Collected data entries
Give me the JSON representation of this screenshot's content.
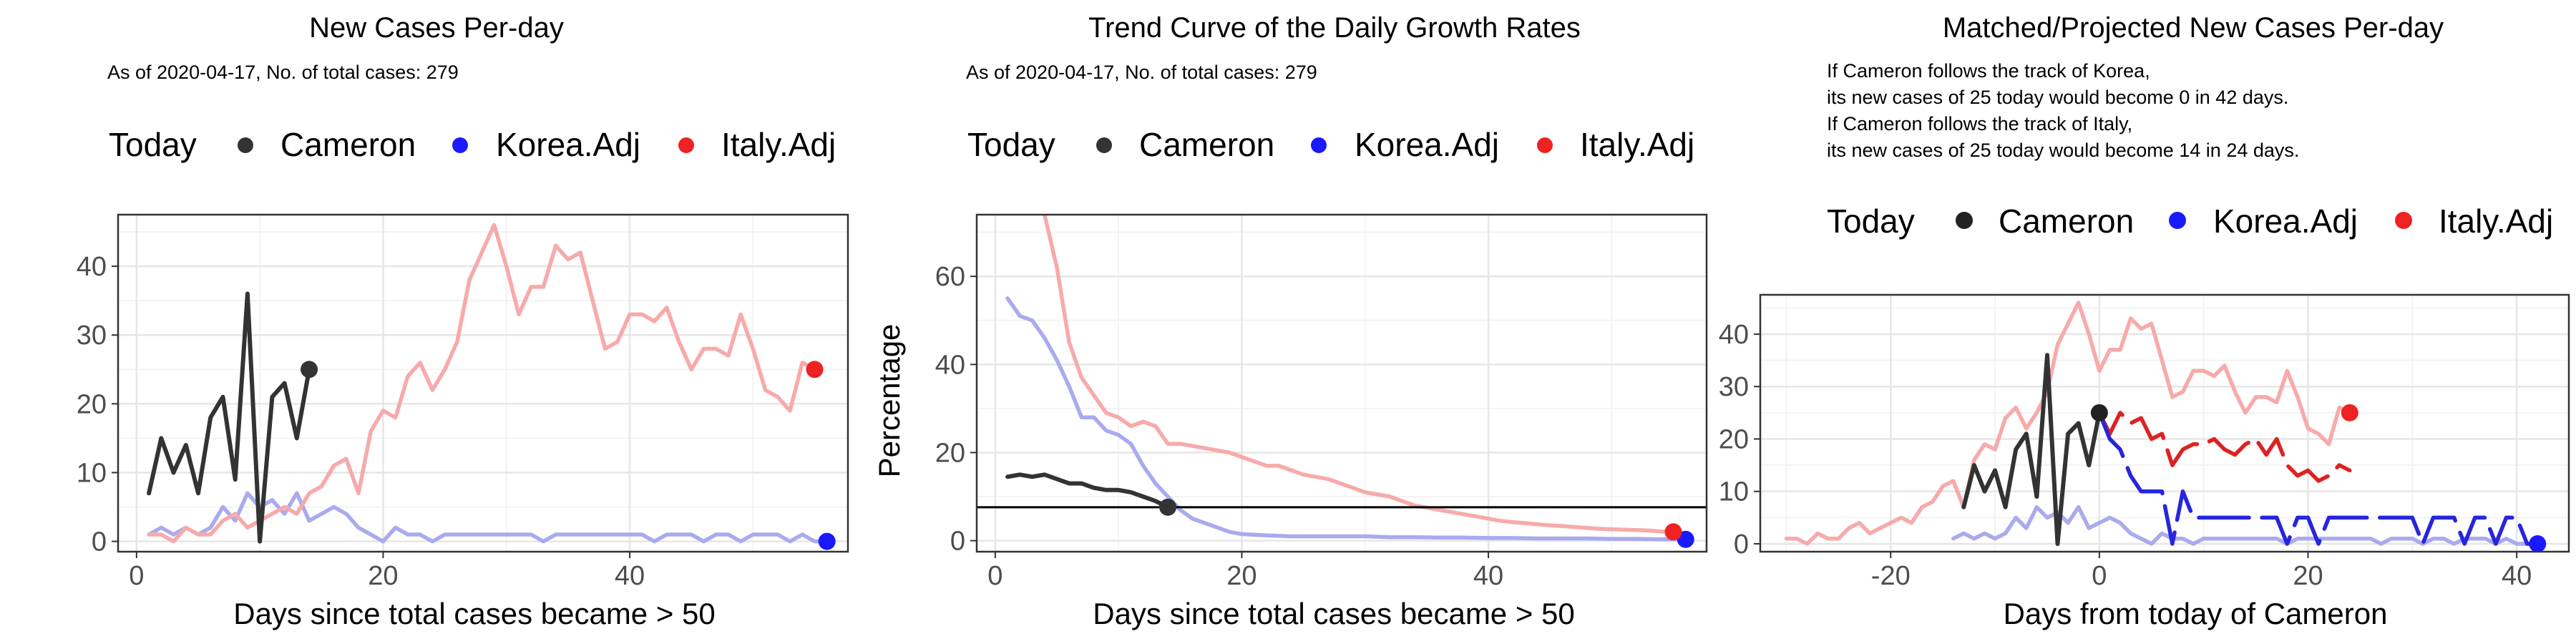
{
  "colors": {
    "today": "#222222",
    "cameron": "#333333",
    "korea_line": "#aaaaee",
    "korea_dot": "#1a1aff",
    "korea_proj": "#2626dd",
    "italy_line": "#f7aaaa",
    "italy_dot": "#ee2222",
    "italy_proj": "#dd2222",
    "grid_major": "#e6e6e6",
    "grid_minor": "#f3f3f3",
    "panel_border": "#333333"
  },
  "legend": {
    "today": "Today",
    "cameron": "Cameron",
    "korea": "Korea.Adj",
    "italy": "Italy.Adj"
  },
  "chart_data": [
    {
      "type": "line",
      "title": "New Cases Per-day",
      "subtitle": "As of 2020-04-17, No. of total cases: 279",
      "xlabel": "Days since total cases became > 50",
      "ylabel": "",
      "xlim": [
        -1.5,
        57.7
      ],
      "ylim": [
        -1.5,
        47.5
      ],
      "xticks": [
        0,
        20,
        40
      ],
      "yticks": [
        0,
        10,
        20,
        30,
        40
      ],
      "series": [
        {
          "name": "Korea.Adj",
          "role": "korea",
          "x": [
            1,
            2,
            3,
            4,
            5,
            6,
            7,
            8,
            9,
            10,
            11,
            12,
            13,
            14,
            15,
            16,
            17,
            18,
            19,
            20,
            21,
            22,
            23,
            24,
            25,
            26,
            27,
            28,
            29,
            30,
            31,
            32,
            33,
            34,
            35,
            36,
            37,
            38,
            39,
            40,
            41,
            42,
            43,
            44,
            45,
            46,
            47,
            48,
            49,
            50,
            51,
            52,
            53,
            54,
            55,
            56
          ],
          "y": [
            1,
            2,
            1,
            2,
            1,
            2,
            5,
            3,
            7,
            5,
            6,
            4,
            7,
            3,
            4,
            5,
            4,
            2,
            1,
            0,
            2,
            1,
            1,
            0,
            1,
            1,
            1,
            1,
            1,
            1,
            1,
            1,
            0,
            1,
            1,
            1,
            1,
            1,
            1,
            1,
            1,
            0,
            1,
            1,
            1,
            0,
            1,
            1,
            0,
            1,
            1,
            1,
            0,
            1,
            0,
            0
          ]
        },
        {
          "name": "Italy.Adj",
          "role": "italy",
          "x": [
            1,
            2,
            3,
            4,
            5,
            6,
            7,
            8,
            9,
            10,
            11,
            12,
            13,
            14,
            15,
            16,
            17,
            18,
            19,
            20,
            21,
            22,
            23,
            24,
            25,
            26,
            27,
            28,
            29,
            30,
            31,
            32,
            33,
            34,
            35,
            36,
            37,
            38,
            39,
            40,
            41,
            42,
            43,
            44,
            45,
            46,
            47,
            48,
            49,
            50,
            51,
            52,
            53,
            54,
            55
          ],
          "y": [
            1,
            1,
            0,
            2,
            1,
            1,
            3,
            4,
            2,
            3,
            4,
            5,
            4,
            7,
            8,
            11,
            12,
            7,
            16,
            19,
            18,
            24,
            26,
            22,
            25,
            29,
            38,
            42,
            46,
            40,
            33,
            37,
            37,
            43,
            41,
            42,
            35,
            28,
            29,
            33,
            33,
            32,
            34,
            29,
            25,
            28,
            28,
            27,
            33,
            28,
            22,
            21,
            19,
            26,
            25
          ]
        },
        {
          "name": "Cameron",
          "role": "cameron",
          "x": [
            1,
            2,
            3,
            4,
            5,
            6,
            7,
            8,
            9,
            10,
            11,
            12,
            13,
            14
          ],
          "y": [
            7,
            15,
            10,
            14,
            7,
            18,
            21,
            9,
            36,
            0,
            21,
            23,
            15,
            25
          ]
        }
      ],
      "points": [
        {
          "name": "Today",
          "role": "cameron",
          "x": 14,
          "y": 25
        },
        {
          "name": "Korea.Adj",
          "role": "korea",
          "x": 56,
          "y": 0
        },
        {
          "name": "Italy.Adj",
          "role": "italy",
          "x": 55,
          "y": 25
        }
      ]
    },
    {
      "type": "line",
      "title": "Trend Curve of the Daily Growth Rates",
      "subtitle": "As of 2020-04-17, No. of total cases: 279",
      "xlabel": "Days since total cases became > 50",
      "ylabel": "Percentage",
      "xlim": [
        -1.5,
        57.7
      ],
      "ylim": [
        -2.5,
        74
      ],
      "xticks": [
        0,
        20,
        40
      ],
      "yticks": [
        0,
        20,
        40,
        60
      ],
      "hline": 7.6,
      "series": [
        {
          "name": "Italy.Adj",
          "role": "italy",
          "x": [
            4,
            5,
            6,
            7,
            8,
            9,
            10,
            11,
            12,
            13,
            14,
            15,
            16,
            17,
            18,
            19,
            20,
            21,
            22,
            23,
            24,
            25,
            26,
            27,
            28,
            29,
            30,
            31,
            32,
            33,
            34,
            35,
            36,
            37,
            38,
            39,
            40,
            41,
            42,
            43,
            44,
            45,
            46,
            47,
            48,
            49,
            50,
            51,
            52,
            53,
            54,
            55
          ],
          "y": [
            74,
            62,
            45,
            37,
            33,
            29,
            28,
            26,
            27,
            26,
            22,
            22,
            21.5,
            21,
            20.5,
            20,
            19,
            18,
            17,
            17,
            16,
            15,
            14.5,
            14,
            13,
            12,
            11,
            10.5,
            10,
            9,
            8,
            7.5,
            7,
            6.5,
            6,
            5.5,
            5,
            4.5,
            4.2,
            4,
            3.7,
            3.5,
            3.3,
            3.1,
            2.9,
            2.7,
            2.6,
            2.5,
            2.4,
            2.3,
            2.1,
            2
          ]
        },
        {
          "name": "Korea.Adj",
          "role": "korea",
          "x": [
            1,
            2,
            3,
            4,
            5,
            6,
            7,
            8,
            9,
            10,
            11,
            12,
            13,
            14,
            15,
            16,
            17,
            18,
            19,
            20,
            22,
            24,
            26,
            28,
            30,
            32,
            34,
            36,
            38,
            40,
            42,
            44,
            46,
            48,
            50,
            52,
            54,
            56
          ],
          "y": [
            55,
            51,
            50,
            46,
            41,
            35,
            28,
            28,
            25,
            24,
            22,
            17,
            13,
            10,
            7,
            5,
            4,
            3,
            2,
            1.5,
            1.2,
            1,
            1,
            1,
            1,
            0.8,
            0.8,
            0.7,
            0.7,
            0.6,
            0.6,
            0.5,
            0.5,
            0.5,
            0.4,
            0.4,
            0.3,
            0.3
          ]
        },
        {
          "name": "Cameron",
          "role": "cameron",
          "x": [
            1,
            2,
            3,
            4,
            5,
            6,
            7,
            8,
            9,
            10,
            11,
            12,
            13,
            14
          ],
          "y": [
            14.5,
            15,
            14.5,
            15,
            14,
            13,
            13,
            12,
            11.5,
            11.5,
            11,
            10,
            9,
            7.6
          ]
        }
      ],
      "points": [
        {
          "name": "Today",
          "role": "cameron",
          "x": 14,
          "y": 7.6
        },
        {
          "name": "Korea.Adj",
          "role": "korea",
          "x": 56,
          "y": 0.3
        },
        {
          "name": "Italy.Adj",
          "role": "italy",
          "x": 55,
          "y": 2
        }
      ]
    },
    {
      "type": "line",
      "title": "Matched/Projected New Cases Per-day",
      "subtitle_lines": [
        "If Cameron follows the track of Korea,",
        "its new cases of 25 today would become 0 in 42 days.",
        "If Cameron follows the track of Italy,",
        "its new cases of 25 today would become 14 in 24 days."
      ],
      "xlabel": "Days from today of Cameron",
      "ylabel": "",
      "xlim": [
        -32.5,
        45
      ],
      "ylim": [
        -1.5,
        47.5
      ],
      "xticks": [
        -20,
        0,
        20,
        40
      ],
      "yticks": [
        0,
        10,
        20,
        30,
        40
      ],
      "series": [
        {
          "name": "Italy.Adj history",
          "role": "italy",
          "dashed": false,
          "x": [
            -30,
            -29,
            -28,
            -27,
            -26,
            -25,
            -24,
            -23,
            -22,
            -21,
            -20,
            -19,
            -18,
            -17,
            -16,
            -15,
            -14,
            -13,
            -12,
            -11,
            -10,
            -9,
            -8,
            -7,
            -6,
            -5,
            -4,
            -3,
            -2,
            -1,
            0,
            1,
            2,
            3,
            4,
            5,
            6,
            7,
            8,
            9,
            10,
            11,
            12,
            13,
            14,
            15,
            16,
            17,
            18,
            19,
            20,
            21,
            22,
            23,
            24
          ],
          "y": [
            1,
            1,
            0,
            2,
            1,
            1,
            3,
            4,
            2,
            3,
            4,
            5,
            4,
            7,
            8,
            11,
            12,
            7,
            16,
            19,
            18,
            24,
            26,
            22,
            25,
            29,
            38,
            42,
            46,
            40,
            33,
            37,
            37,
            43,
            41,
            42,
            35,
            28,
            29,
            33,
            33,
            32,
            34,
            29,
            25,
            28,
            28,
            27,
            33,
            28,
            22,
            21,
            19,
            26,
            25
          ]
        },
        {
          "name": "Korea.Adj history",
          "role": "korea",
          "dashed": false,
          "x": [
            -14,
            -13,
            -12,
            -11,
            -10,
            -9,
            -8,
            -7,
            -6,
            -5,
            -4,
            -3,
            -2,
            -1,
            0,
            1,
            2,
            3,
            4,
            5,
            6,
            7,
            8,
            9,
            10,
            11,
            12,
            13,
            14,
            15,
            16,
            17,
            18,
            19,
            20,
            21,
            22,
            23,
            24,
            25,
            26,
            27,
            28,
            29,
            30,
            31,
            32,
            33,
            34,
            35,
            36,
            37,
            38,
            39,
            40,
            41,
            42
          ],
          "y": [
            1,
            2,
            1,
            2,
            1,
            2,
            5,
            3,
            7,
            5,
            6,
            4,
            7,
            3,
            4,
            5,
            4,
            2,
            1,
            0,
            2,
            1,
            1,
            0,
            1,
            1,
            1,
            1,
            1,
            1,
            1,
            1,
            0,
            1,
            1,
            1,
            1,
            1,
            1,
            1,
            1,
            0,
            1,
            1,
            1,
            0,
            1,
            1,
            0,
            1,
            1,
            1,
            0,
            1,
            0,
            0,
            0
          ]
        },
        {
          "name": "Cameron",
          "role": "cameron",
          "dashed": false,
          "x": [
            -13,
            -12,
            -11,
            -10,
            -9,
            -8,
            -7,
            -6,
            -5,
            -4,
            -3,
            -2,
            -1,
            0
          ],
          "y": [
            7,
            15,
            10,
            14,
            7,
            18,
            21,
            9,
            36,
            0,
            21,
            23,
            15,
            25
          ]
        },
        {
          "name": "Italy projection",
          "role": "italy_proj",
          "dashed": true,
          "x": [
            0,
            1,
            2,
            3,
            4,
            5,
            6,
            7,
            8,
            9,
            10,
            11,
            12,
            13,
            14,
            15,
            16,
            17,
            18,
            19,
            20,
            21,
            22,
            23,
            24
          ],
          "y": [
            25,
            21,
            25,
            23,
            24,
            20,
            21,
            15,
            18,
            19,
            19,
            20,
            18,
            17,
            19,
            20,
            17,
            20,
            15,
            13,
            14,
            12,
            13,
            15,
            14
          ]
        },
        {
          "name": "Korea projection",
          "role": "korea_proj",
          "dashed": true,
          "x": [
            0,
            1,
            2,
            3,
            4,
            5,
            6,
            7,
            8,
            9,
            10,
            11,
            12,
            13,
            14,
            15,
            16,
            17,
            18,
            19,
            20,
            21,
            22,
            23,
            24,
            25,
            26,
            27,
            28,
            29,
            30,
            31,
            32,
            33,
            34,
            35,
            36,
            37,
            38,
            39,
            40,
            41,
            42
          ],
          "y": [
            25,
            20,
            18,
            13,
            10,
            10,
            10,
            0,
            10,
            5,
            5,
            5,
            5,
            5,
            5,
            5,
            5,
            5,
            0,
            5,
            5,
            0,
            5,
            5,
            5,
            5,
            5,
            5,
            5,
            5,
            5,
            0,
            5,
            5,
            5,
            0,
            5,
            5,
            0,
            5,
            5,
            0,
            0
          ]
        }
      ],
      "points": [
        {
          "name": "Today",
          "role": "today",
          "x": 0,
          "y": 25
        },
        {
          "name": "Korea.Adj",
          "role": "korea",
          "x": 42,
          "y": 0
        },
        {
          "name": "Italy.Adj",
          "role": "italy",
          "x": 24,
          "y": 25
        }
      ]
    }
  ]
}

* _TASK REQUIREMENTS_: Identify and copy the lines holding the word "would".

* _THE RESULT_:
        "its new cases of 25 today would become 0 in 42 days.",
        "its new cases of 25 today would become 14 in 24 days."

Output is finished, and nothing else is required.